Take every line where the string "Knee" appears and copy it.
**** Records to use ****
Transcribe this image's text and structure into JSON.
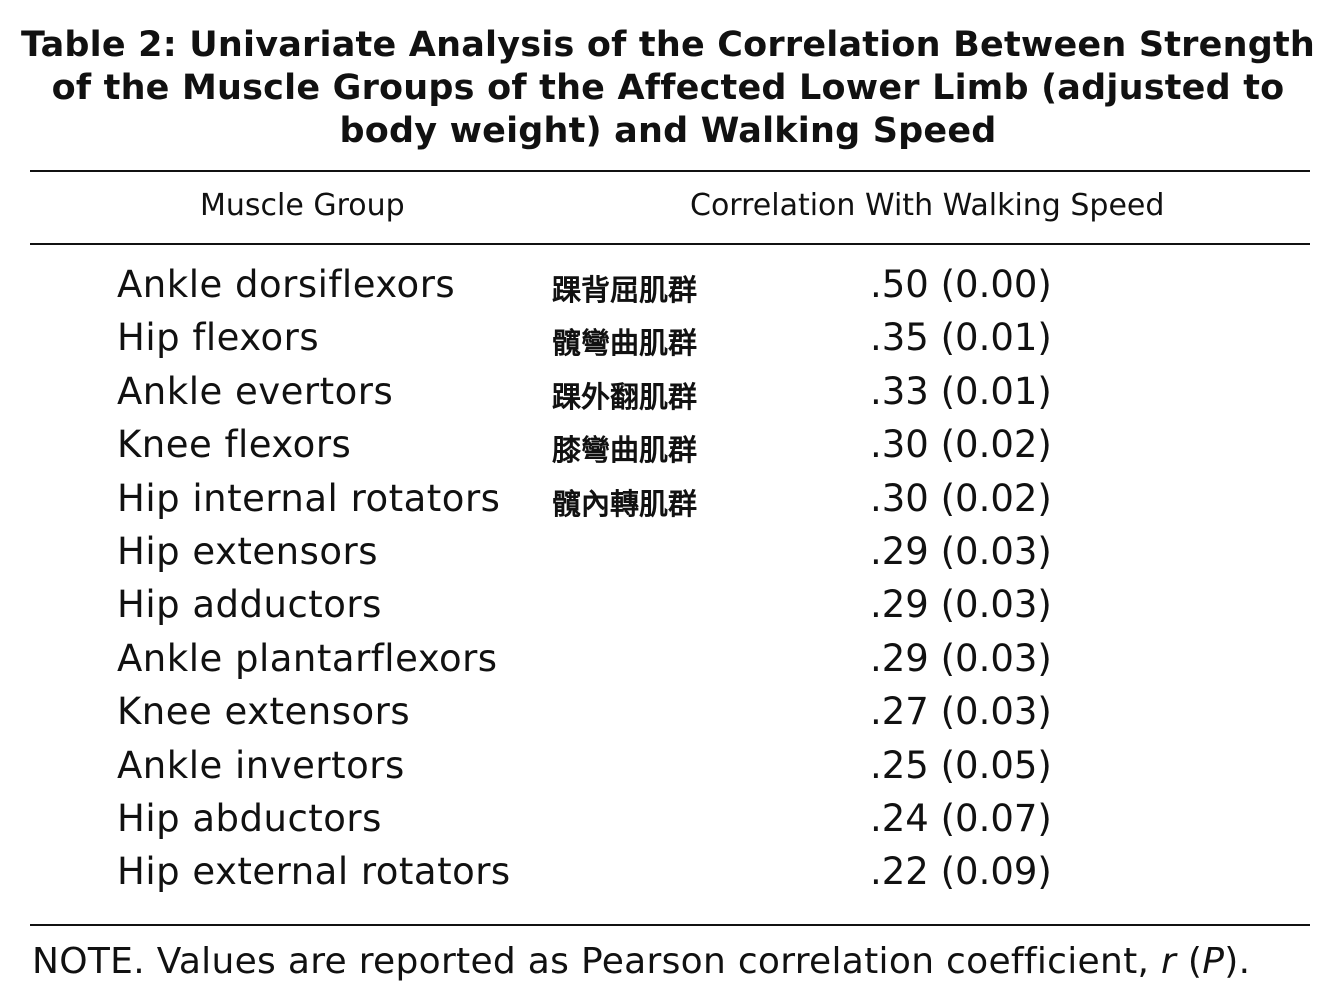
{
  "title": {
    "line1": "Table 2: Univariate Analysis of the Correlation Between Strength",
    "line2": "of the Muscle Groups of the Affected Lower Limb (adjusted to",
    "line3": "body weight) and Walking Speed"
  },
  "columns": {
    "muscle_group": "Muscle Group",
    "correlation": "Correlation With Walking Speed"
  },
  "rows": [
    {
      "muscle": "Ankle dorsiflexors",
      "annotation": "踝背屈肌群",
      "value": ".50 (0.00)"
    },
    {
      "muscle": "Hip flexors",
      "annotation": "髖彎曲肌群",
      "value": ".35 (0.01)"
    },
    {
      "muscle": "Ankle evertors",
      "annotation": "踝外翻肌群",
      "value": ".33 (0.01)"
    },
    {
      "muscle": "Knee flexors",
      "annotation": "膝彎曲肌群",
      "value": ".30 (0.02)"
    },
    {
      "muscle": "Hip internal rotators",
      "annotation": "髖內轉肌群",
      "value": ".30 (0.02)"
    },
    {
      "muscle": "Hip extensors",
      "annotation": "",
      "value": ".29 (0.03)"
    },
    {
      "muscle": "Hip adductors",
      "annotation": "",
      "value": ".29 (0.03)"
    },
    {
      "muscle": "Ankle plantarflexors",
      "annotation": "",
      "value": ".29 (0.03)"
    },
    {
      "muscle": "Knee extensors",
      "annotation": "",
      "value": ".27 (0.03)"
    },
    {
      "muscle": "Ankle invertors",
      "annotation": "",
      "value": ".25 (0.05)"
    },
    {
      "muscle": "Hip abductors",
      "annotation": "",
      "value": ".24 (0.07)"
    },
    {
      "muscle": "Hip external rotators",
      "annotation": "",
      "value": ".22 (0.09)"
    }
  ],
  "note": {
    "prefix": "NOTE. Values are reported as Pearson correlation coefficient, ",
    "r": "r",
    "open_paren": " (",
    "p": "P",
    "suffix": ")."
  }
}
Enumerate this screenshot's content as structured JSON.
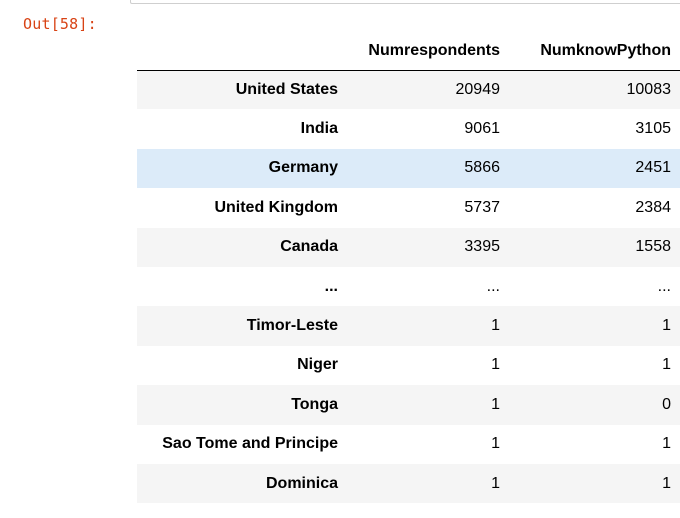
****
▶ **Completed exercise**:
      "muscle": "Knee flexors",
      "muscle": "Knee extensors",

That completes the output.